- **TASK DETAILS**
Give the data below again exactly as written, without its pictures.
— BEGIN SUPPLIED ENTRIES —
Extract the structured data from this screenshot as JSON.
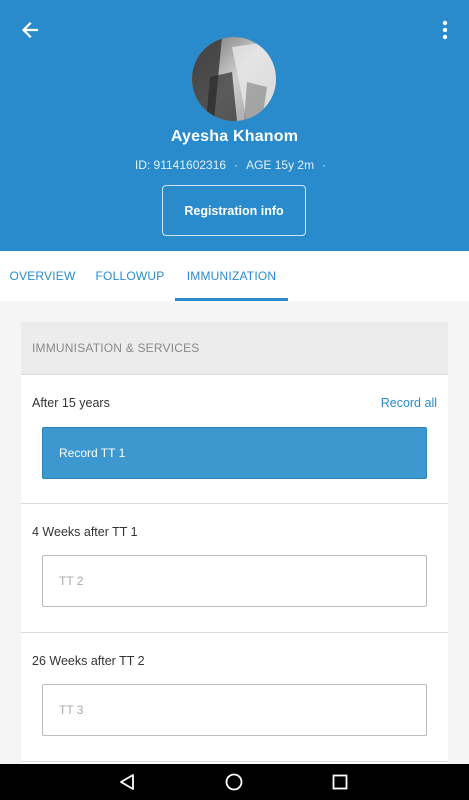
{
  "header": {
    "client_name": "Ayesha Khanom",
    "id_label": "ID: 91141602316",
    "age_label": "AGE 15y 2m",
    "separator": "·",
    "registration_button": "Registration info",
    "background_color": "#2a8bcc"
  },
  "tabs": [
    {
      "label": "OVERVIEW",
      "active": false
    },
    {
      "label": "FOLLOWUP",
      "active": false
    },
    {
      "label": "IMMUNIZATION",
      "active": true
    }
  ],
  "card": {
    "header": "IMMUNISATION & SERVICES",
    "groups": [
      {
        "title": "After 15 years",
        "action": "Record all",
        "button": "Record TT 1"
      },
      {
        "title": "4 Weeks after TT 1",
        "button": "TT 2"
      },
      {
        "title": "26 Weeks after TT 2",
        "button": "TT 3"
      }
    ]
  },
  "icons": {
    "back": "arrow-left-icon",
    "overflow": "more-vertical-icon",
    "nav_back": "triangle-back-icon",
    "nav_home": "circle-home-icon",
    "nav_recents": "square-recents-icon"
  }
}
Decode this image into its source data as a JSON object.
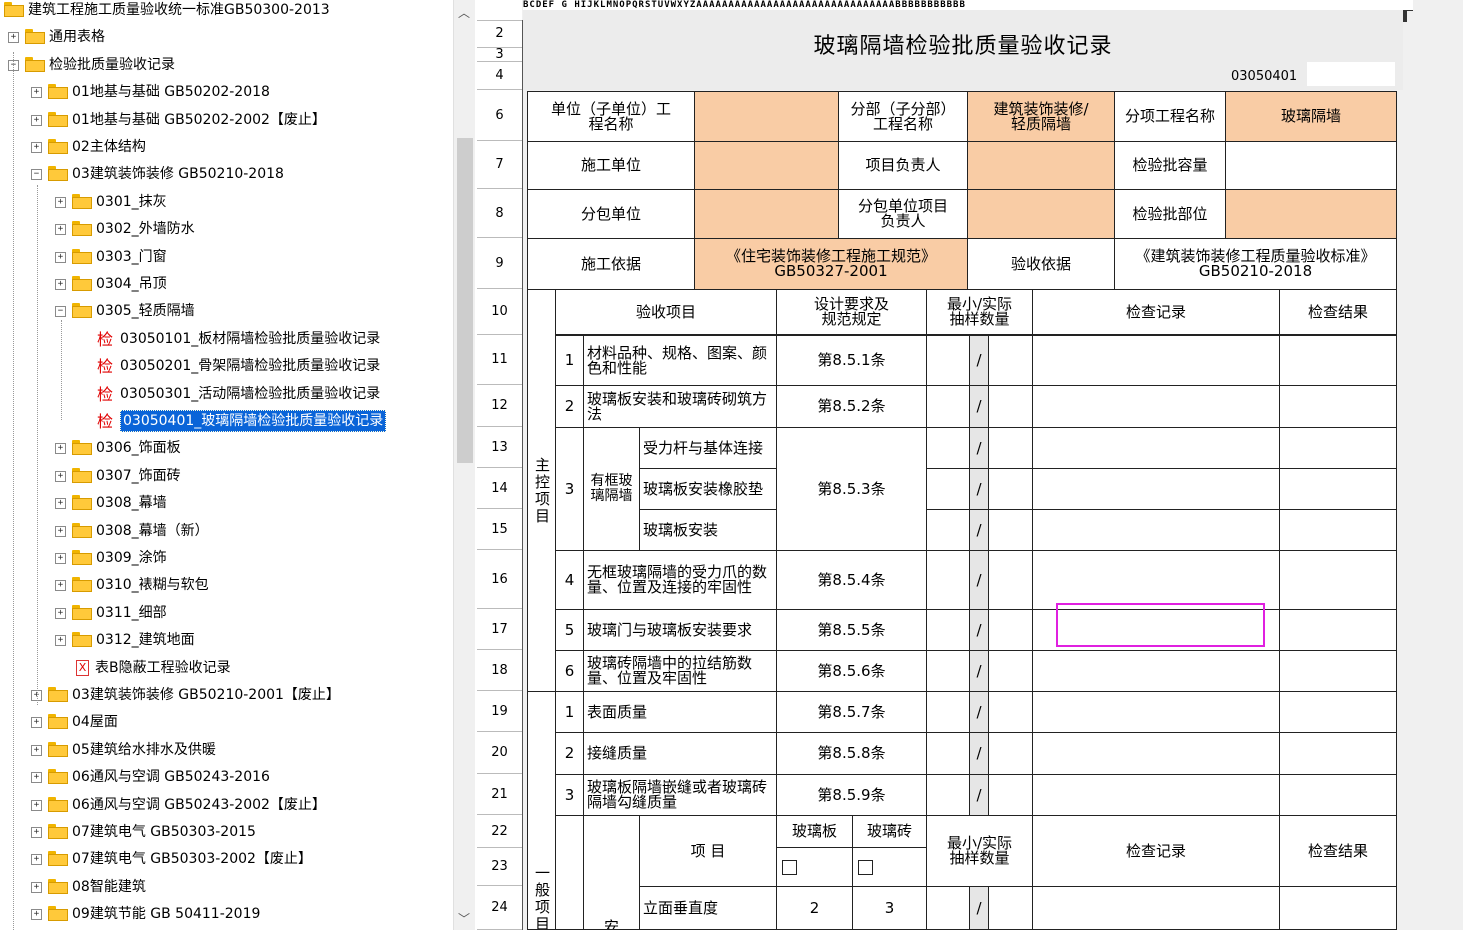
{
  "tree": {
    "items": [
      {
        "label": "建筑工程施工质量验收统一标准GB50300-2013",
        "type": "root"
      },
      {
        "label": "通用表格",
        "type": "folder"
      },
      {
        "label": "检验批质量验收记录",
        "type": "folder"
      },
      {
        "label": "01地基与基础 GB50202-2018",
        "type": "folder"
      },
      {
        "label": "01地基与基础 GB50202-2002【废止】",
        "type": "folder"
      },
      {
        "label": "02主体结构",
        "type": "folder"
      },
      {
        "label": "03建筑装饰装修 GB50210-2018",
        "type": "folder"
      },
      {
        "label": "0301_抹灰",
        "type": "folder"
      },
      {
        "label": "0302_外墙防水",
        "type": "folder"
      },
      {
        "label": "0303_门窗",
        "type": "folder"
      },
      {
        "label": "0304_吊顶",
        "type": "folder"
      },
      {
        "label": "0305_轻质隔墙",
        "type": "folder"
      },
      {
        "label": "03050101_板材隔墙检验批质量验收记录",
        "type": "check",
        "glyph": "检"
      },
      {
        "label": "03050201_骨架隔墙检验批质量验收记录",
        "type": "check",
        "glyph": "检"
      },
      {
        "label": "03050301_活动隔墙检验批质量验收记录",
        "type": "check",
        "glyph": "检"
      },
      {
        "label": "03050401_玻璃隔墙检验批质量验收记录",
        "type": "check",
        "glyph": "检",
        "selected": true
      },
      {
        "label": "0306_饰面板",
        "type": "folder"
      },
      {
        "label": "0307_饰面砖",
        "type": "folder"
      },
      {
        "label": "0308_幕墙",
        "type": "folder"
      },
      {
        "label": "0308_幕墙（新）",
        "type": "folder"
      },
      {
        "label": "0309_涂饰",
        "type": "folder"
      },
      {
        "label": "0310_裱糊与软包",
        "type": "folder"
      },
      {
        "label": "0311_细部",
        "type": "folder"
      },
      {
        "label": "0312_建筑地面",
        "type": "folder"
      },
      {
        "label": "表B隐蔽工程验收记录",
        "type": "doc",
        "glyph": "X"
      },
      {
        "label": "03建筑装饰装修 GB50210-2001【废止】",
        "type": "folder"
      },
      {
        "label": "04屋面",
        "type": "folder"
      },
      {
        "label": "05建筑给水排水及供暖",
        "type": "folder"
      },
      {
        "label": "06通风与空调 GB50243-2016",
        "type": "folder"
      },
      {
        "label": "06通风与空调 GB50243-2002【废止】",
        "type": "folder"
      },
      {
        "label": "07建筑电气 GB50303-2015",
        "type": "folder"
      },
      {
        "label": "07建筑电气 GB50303-2002【废止】",
        "type": "folder"
      },
      {
        "label": "08智能建筑",
        "type": "folder"
      },
      {
        "label": "09建筑节能 GB 50411-2019",
        "type": "folder"
      }
    ]
  },
  "sheet": {
    "col_header": "BCDEF  G HIJKLMNOPQRSTUVWXYZAAAAAAAAAAAAAAAAAAAAAAAAAAAAAAABBBBBBBBBBB",
    "row_numbers": [
      "2",
      "3",
      "4",
      "6",
      "7",
      "8",
      "9",
      "10",
      "11",
      "12",
      "13",
      "14",
      "15",
      "16",
      "17",
      "18",
      "19",
      "20",
      "21",
      "22",
      "23",
      "24"
    ],
    "title": "玻璃隔墙检验批质量验收记录",
    "form_code": "03050401",
    "labels": {
      "unit_name": "单位（子单位）工程名称",
      "sub_division": "分部（子分部）工程名称",
      "sub_division_value": "建筑装饰装修/轻质隔墙",
      "item_name": "分项工程名称",
      "item_value": "玻璃隔墙",
      "contractor": "施工单位",
      "project_lead": "项目负责人",
      "batch_capacity": "检验批容量",
      "subcontractor": "分包单位",
      "sub_lead": "分包单位项目负责人",
      "batch_location": "检验批部位",
      "basis": "施工依据",
      "basis_value": "《住宅装饰装修工程施工规范》GB50327-2001",
      "acceptance_basis": "验收依据",
      "acceptance_value": "《建筑装饰装修工程质量验收标准》GB50210-2018",
      "main_control": "主控项目",
      "general": "一般项目",
      "check_item": "验收项目",
      "design_req": "设计要求及规范规定",
      "min_sample": "最小/实际抽样数量",
      "check_record": "检查记录",
      "check_result": "检查结果",
      "item_col": "项  目",
      "glass_panel": "玻璃板",
      "glass_brick": "玻璃砖",
      "slash": "/",
      "framed": "有框玻璃隔墙",
      "install_partial": "安"
    },
    "main_rows": [
      {
        "no": "1",
        "item": "材料品种、规格、图案、颜色和性能",
        "clause": "第8.5.1条"
      },
      {
        "no": "2",
        "item": "玻璃板安装和玻璃砖砌筑方法",
        "clause": "第8.5.2条"
      },
      {
        "no": "3",
        "sub": [
          "受力杆与基体连接",
          "玻璃板安装橡胶垫",
          "玻璃板安装"
        ],
        "clause": "第8.5.3条"
      },
      {
        "no": "4",
        "item": "无框玻璃隔墙的受力爪的数量、位置及连接的牢固性",
        "clause": "第8.5.4条"
      },
      {
        "no": "5",
        "item": "玻璃门与玻璃板安装要求",
        "clause": "第8.5.5条"
      },
      {
        "no": "6",
        "item": "玻璃砖隔墙中的拉结筋数量、位置及牢固性",
        "clause": "第8.5.6条"
      }
    ],
    "general_rows": [
      {
        "no": "1",
        "item": "表面质量",
        "clause": "第8.5.7条"
      },
      {
        "no": "2",
        "item": "接缝质量",
        "clause": "第8.5.8条"
      },
      {
        "no": "3",
        "item": "玻璃板隔墙嵌缝或者玻璃砖隔墙勾缝质量",
        "clause": "第8.5.9条"
      }
    ],
    "tolerance_row": {
      "item": "立面垂直度",
      "glass_panel": "2",
      "glass_brick": "3"
    }
  },
  "colors": {
    "orange_cell": "#f9cca5",
    "selection": "#0a64d8",
    "highlight": "#e020e0",
    "check_icon": "#e00000"
  }
}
— END SUPPLIED ENTRIES —
- **RESPONSE FOR THIS EXERCISE**
Extract the structured data from this screenshot as JSON.
{
  "header": {
    "client_name": "Ayesha Khanom",
    "id_label": "ID: 91141602316",
    "age_label": "AGE 15y 2m",
    "separator": "·",
    "registration_button": "Registration info",
    "background_color": "#2a8bcc"
  },
  "tabs": [
    {
      "label": "OVERVIEW",
      "active": false
    },
    {
      "label": "FOLLOWUP",
      "active": false
    },
    {
      "label": "IMMUNIZATION",
      "active": true
    }
  ],
  "card": {
    "header": "IMMUNISATION & SERVICES",
    "groups": [
      {
        "title": "After 15 years",
        "action": "Record all",
        "button": "Record TT 1"
      },
      {
        "title": "4 Weeks after TT 1",
        "button": "TT 2"
      },
      {
        "title": "26 Weeks after TT 2",
        "button": "TT 3"
      }
    ]
  },
  "icons": {
    "back": "arrow-left-icon",
    "overflow": "more-vertical-icon",
    "nav_back": "triangle-back-icon",
    "nav_home": "circle-home-icon",
    "nav_recents": "square-recents-icon"
  }
}
Decode this image into its source data as a JSON object.
{
  "tree": {
    "items": [
      {
        "label": "建筑工程施工质量验收统一标准GB50300-2013",
        "type": "root"
      },
      {
        "label": "通用表格",
        "type": "folder"
      },
      {
        "label": "检验批质量验收记录",
        "type": "folder"
      },
      {
        "label": "01地基与基础 GB50202-2018",
        "type": "folder"
      },
      {
        "label": "01地基与基础 GB50202-2002【废止】",
        "type": "folder"
      },
      {
        "label": "02主体结构",
        "type": "folder"
      },
      {
        "label": "03建筑装饰装修 GB50210-2018",
        "type": "folder"
      },
      {
        "label": "0301_抹灰",
        "type": "folder"
      },
      {
        "label": "0302_外墙防水",
        "type": "folder"
      },
      {
        "label": "0303_门窗",
        "type": "folder"
      },
      {
        "label": "0304_吊顶",
        "type": "folder"
      },
      {
        "label": "0305_轻质隔墙",
        "type": "folder"
      },
      {
        "label": "03050101_板材隔墙检验批质量验收记录",
        "type": "check",
        "glyph": "检"
      },
      {
        "label": "03050201_骨架隔墙检验批质量验收记录",
        "type": "check",
        "glyph": "检"
      },
      {
        "label": "03050301_活动隔墙检验批质量验收记录",
        "type": "check",
        "glyph": "检"
      },
      {
        "label": "03050401_玻璃隔墙检验批质量验收记录",
        "type": "check",
        "glyph": "检",
        "selected": true
      },
      {
        "label": "0306_饰面板",
        "type": "folder"
      },
      {
        "label": "0307_饰面砖",
        "type": "folder"
      },
      {
        "label": "0308_幕墙",
        "type": "folder"
      },
      {
        "label": "0308_幕墙（新）",
        "type": "folder"
      },
      {
        "label": "0309_涂饰",
        "type": "folder"
      },
      {
        "label": "0310_裱糊与软包",
        "type": "folder"
      },
      {
        "label": "0311_细部",
        "type": "folder"
      },
      {
        "label": "0312_建筑地面",
        "type": "folder"
      },
      {
        "label": "表B隐蔽工程验收记录",
        "type": "doc",
        "glyph": "X"
      },
      {
        "label": "03建筑装饰装修 GB50210-2001【废止】",
        "type": "folder"
      },
      {
        "label": "04屋面",
        "type": "folder"
      },
      {
        "label": "05建筑给水排水及供暖",
        "type": "folder"
      },
      {
        "label": "06通风与空调 GB50243-2016",
        "type": "folder"
      },
      {
        "label": "06通风与空调 GB50243-2002【废止】",
        "type": "folder"
      },
      {
        "label": "07建筑电气 GB50303-2015",
        "type": "folder"
      },
      {
        "label": "07建筑电气 GB50303-2002【废止】",
        "type": "folder"
      },
      {
        "label": "08智能建筑",
        "type": "folder"
      },
      {
        "label": "09建筑节能 GB 50411-2019",
        "type": "folder"
      }
    ]
  },
  "sheet": {
    "col_header": "BCDEF  G HIJKLMNOPQRSTUVWXYZAAAAAAAAAAAAAAAAAAAAAAAAAAAAAAABBBBBBBBBBB",
    "row_numbers": [
      "2",
      "3",
      "4",
      "6",
      "7",
      "8",
      "9",
      "10",
      "11",
      "12",
      "13",
      "14",
      "15",
      "16",
      "17",
      "18",
      "19",
      "20",
      "21",
      "22",
      "23",
      "24"
    ],
    "title": "玻璃隔墙检验批质量验收记录",
    "form_code": "03050401",
    "labels": {
      "unit_name": "单位（子单位）工程名称",
      "sub_division": "分部（子分部）工程名称",
      "sub_division_value": "建筑装饰装修/轻质隔墙",
      "item_name": "分项工程名称",
      "item_value": "玻璃隔墙",
      "contractor": "施工单位",
      "project_lead": "项目负责人",
      "batch_capacity": "检验批容量",
      "subcontractor": "分包单位",
      "sub_lead": "分包单位项目负责人",
      "batch_location": "检验批部位",
      "basis": "施工依据",
      "basis_value": "《住宅装饰装修工程施工规范》GB50327-2001",
      "acceptance_basis": "验收依据",
      "acceptance_value": "《建筑装饰装修工程质量验收标准》GB50210-2018",
      "main_control": "主控项目",
      "general": "一般项目",
      "check_item": "验收项目",
      "design_req": "设计要求及规范规定",
      "min_sample": "最小/实际抽样数量",
      "check_record": "检查记录",
      "check_result": "检查结果",
      "item_col": "项  目",
      "glass_panel": "玻璃板",
      "glass_brick": "玻璃砖",
      "slash": "/",
      "framed": "有框玻璃隔墙",
      "install_partial": "安"
    },
    "main_rows": [
      {
        "no": "1",
        "item": "材料品种、规格、图案、颜色和性能",
        "clause": "第8.5.1条"
      },
      {
        "no": "2",
        "item": "玻璃板安装和玻璃砖砌筑方法",
        "clause": "第8.5.2条"
      },
      {
        "no": "3",
        "sub": [
          "受力杆与基体连接",
          "玻璃板安装橡胶垫",
          "玻璃板安装"
        ],
        "clause": "第8.5.3条"
      },
      {
        "no": "4",
        "item": "无框玻璃隔墙的受力爪的数量、位置及连接的牢固性",
        "clause": "第8.5.4条"
      },
      {
        "no": "5",
        "item": "玻璃门与玻璃板安装要求",
        "clause": "第8.5.5条"
      },
      {
        "no": "6",
        "item": "玻璃砖隔墙中的拉结筋数量、位置及牢固性",
        "clause": "第8.5.6条"
      }
    ],
    "general_rows": [
      {
        "no": "1",
        "item": "表面质量",
        "clause": "第8.5.7条"
      },
      {
        "no": "2",
        "item": "接缝质量",
        "clause": "第8.5.8条"
      },
      {
        "no": "3",
        "item": "玻璃板隔墙嵌缝或者玻璃砖隔墙勾缝质量",
        "clause": "第8.5.9条"
      }
    ],
    "tolerance_row": {
      "item": "立面垂直度",
      "glass_panel": "2",
      "glass_brick": "3"
    }
  },
  "colors": {
    "orange_cell": "#f9cca5",
    "selection": "#0a64d8",
    "highlight": "#e020e0",
    "check_icon": "#e00000"
  }
}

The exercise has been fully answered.